_WHAT YOU ARE ASKED TO DO_.
Filter the records below for the word "boxes". Copy each line that holds it.

Data entries
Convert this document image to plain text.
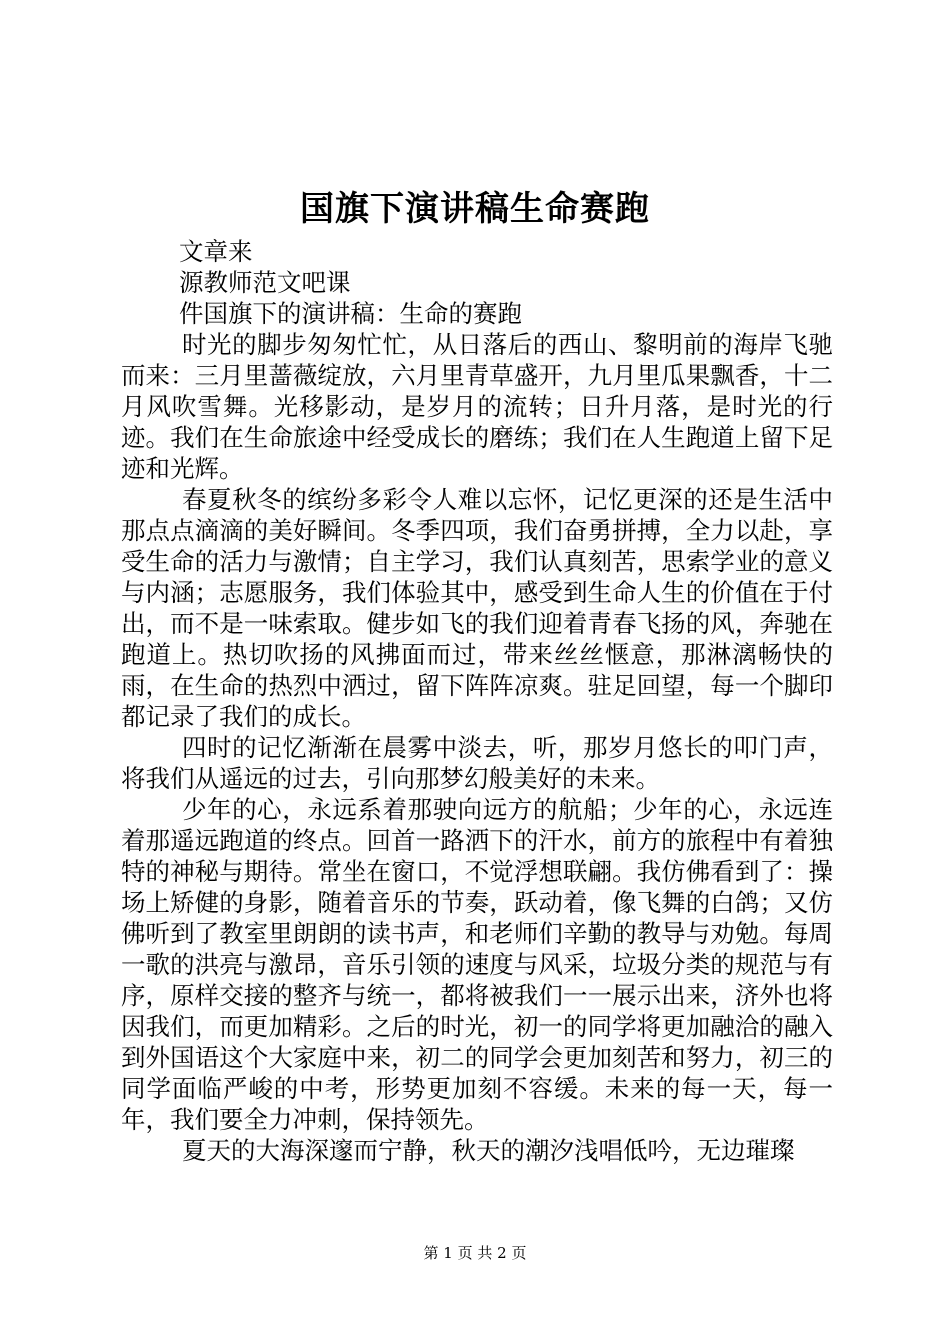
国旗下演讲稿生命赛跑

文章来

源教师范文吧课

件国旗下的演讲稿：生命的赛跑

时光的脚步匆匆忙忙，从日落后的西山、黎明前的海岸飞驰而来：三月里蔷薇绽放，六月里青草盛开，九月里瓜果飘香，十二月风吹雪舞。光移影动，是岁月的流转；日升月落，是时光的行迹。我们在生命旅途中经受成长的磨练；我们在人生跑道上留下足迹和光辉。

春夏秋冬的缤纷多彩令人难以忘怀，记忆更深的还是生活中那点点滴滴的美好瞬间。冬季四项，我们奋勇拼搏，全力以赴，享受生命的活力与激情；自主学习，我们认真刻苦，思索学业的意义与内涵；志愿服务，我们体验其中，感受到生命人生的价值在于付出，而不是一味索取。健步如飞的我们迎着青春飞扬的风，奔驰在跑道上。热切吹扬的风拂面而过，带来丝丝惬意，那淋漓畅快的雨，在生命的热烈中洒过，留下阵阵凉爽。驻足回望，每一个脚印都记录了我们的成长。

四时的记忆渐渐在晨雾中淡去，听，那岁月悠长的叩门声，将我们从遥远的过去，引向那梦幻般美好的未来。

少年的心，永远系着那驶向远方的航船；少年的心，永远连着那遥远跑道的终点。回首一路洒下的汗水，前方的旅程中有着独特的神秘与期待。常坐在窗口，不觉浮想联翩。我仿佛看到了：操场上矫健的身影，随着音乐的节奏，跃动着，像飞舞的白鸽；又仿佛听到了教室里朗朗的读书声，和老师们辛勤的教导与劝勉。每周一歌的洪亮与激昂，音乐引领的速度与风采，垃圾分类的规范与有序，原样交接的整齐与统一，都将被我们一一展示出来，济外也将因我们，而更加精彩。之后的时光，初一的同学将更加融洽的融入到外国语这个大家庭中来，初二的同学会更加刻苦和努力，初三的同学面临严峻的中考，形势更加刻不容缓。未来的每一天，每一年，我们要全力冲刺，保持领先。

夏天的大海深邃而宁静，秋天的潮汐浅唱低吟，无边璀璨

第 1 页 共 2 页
...
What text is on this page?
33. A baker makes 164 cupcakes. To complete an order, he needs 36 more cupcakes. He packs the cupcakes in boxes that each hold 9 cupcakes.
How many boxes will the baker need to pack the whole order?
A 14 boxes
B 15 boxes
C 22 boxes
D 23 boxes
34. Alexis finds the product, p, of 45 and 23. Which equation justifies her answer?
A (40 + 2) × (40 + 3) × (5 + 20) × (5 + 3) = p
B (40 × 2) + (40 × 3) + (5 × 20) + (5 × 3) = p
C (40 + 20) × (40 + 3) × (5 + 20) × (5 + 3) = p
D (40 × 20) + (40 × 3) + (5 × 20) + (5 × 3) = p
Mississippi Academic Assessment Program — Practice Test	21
==
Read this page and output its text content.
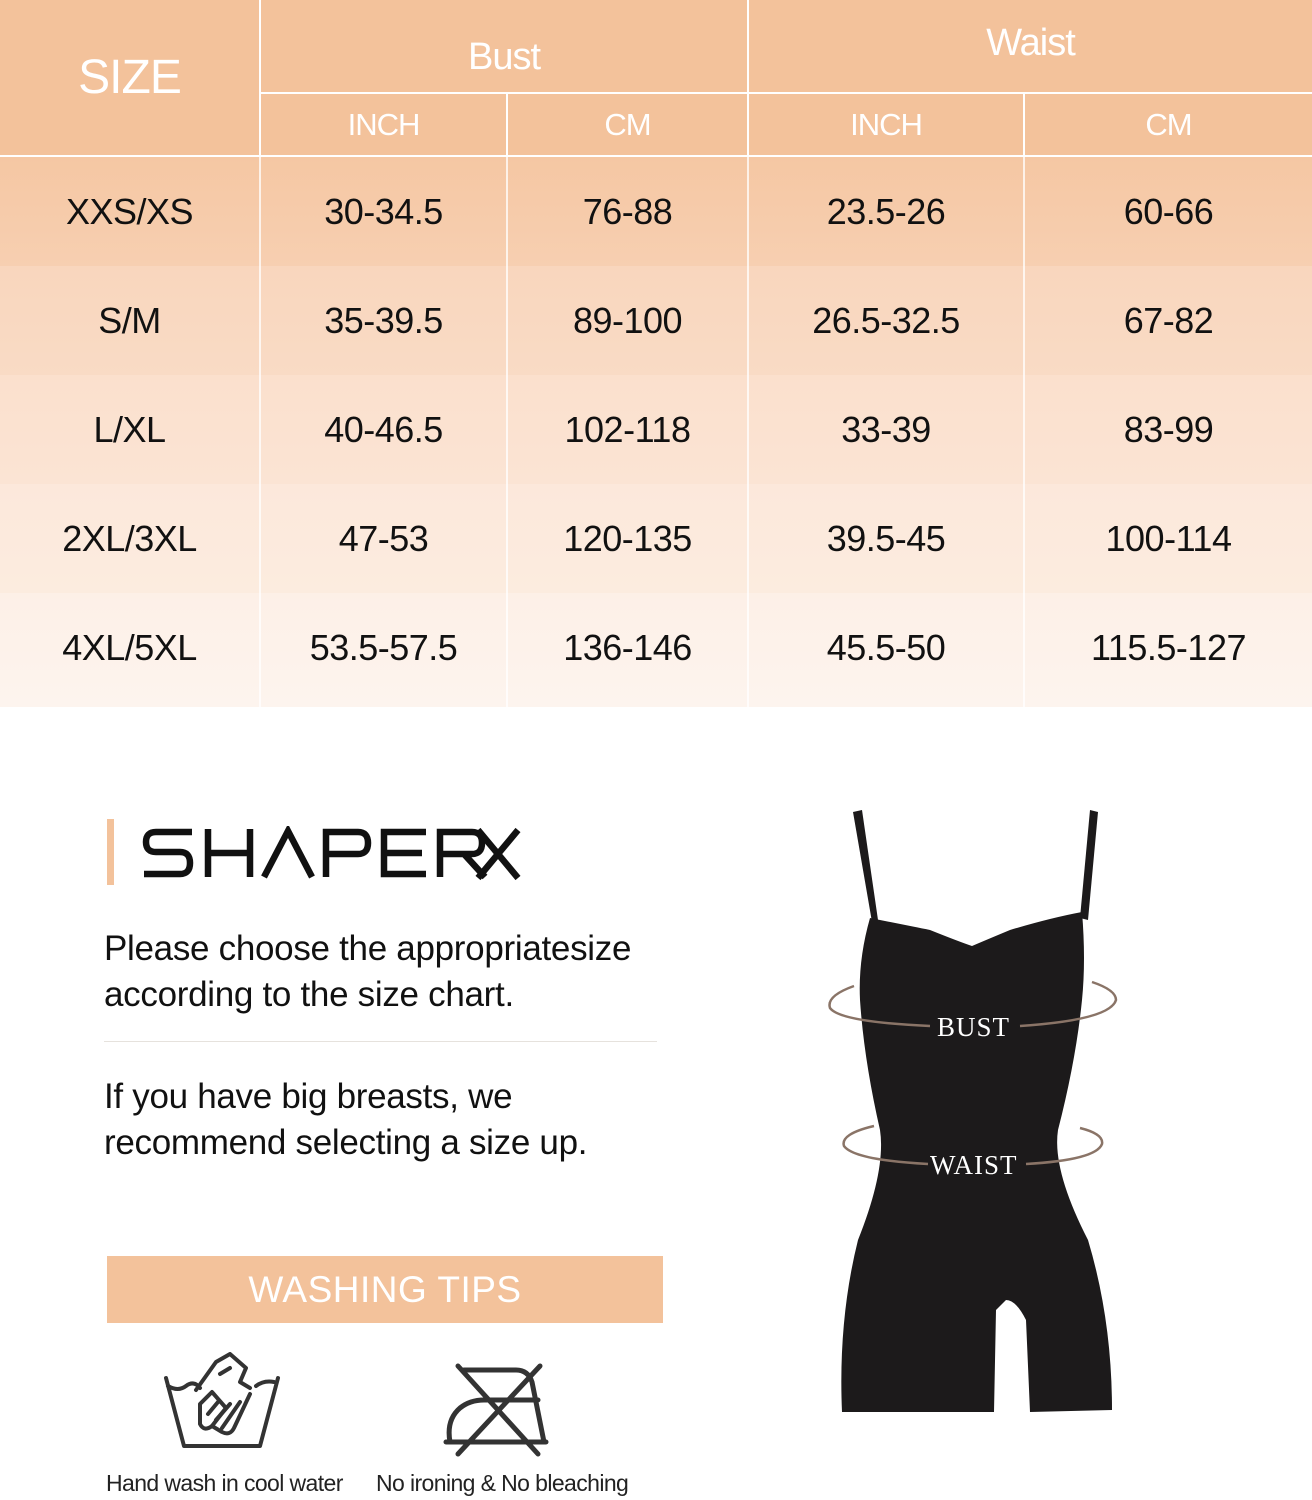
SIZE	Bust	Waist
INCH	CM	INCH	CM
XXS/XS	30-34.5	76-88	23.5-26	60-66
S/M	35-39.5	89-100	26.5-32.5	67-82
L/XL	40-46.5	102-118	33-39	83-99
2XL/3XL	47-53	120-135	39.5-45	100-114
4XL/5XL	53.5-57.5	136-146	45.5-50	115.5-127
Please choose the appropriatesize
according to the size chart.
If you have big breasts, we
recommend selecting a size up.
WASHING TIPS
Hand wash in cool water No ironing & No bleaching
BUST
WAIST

_TASK OUTPUT_.
33. A baker makes 164 cupcakes. To complete an order, he needs 36 more cupcakes. He packs the cupcakes in boxes that each hold 9 cupcakes.
How many boxes will the baker need to pack the whole order?
A 14 boxes
B 15 boxes
C 22 boxes
D 23 boxes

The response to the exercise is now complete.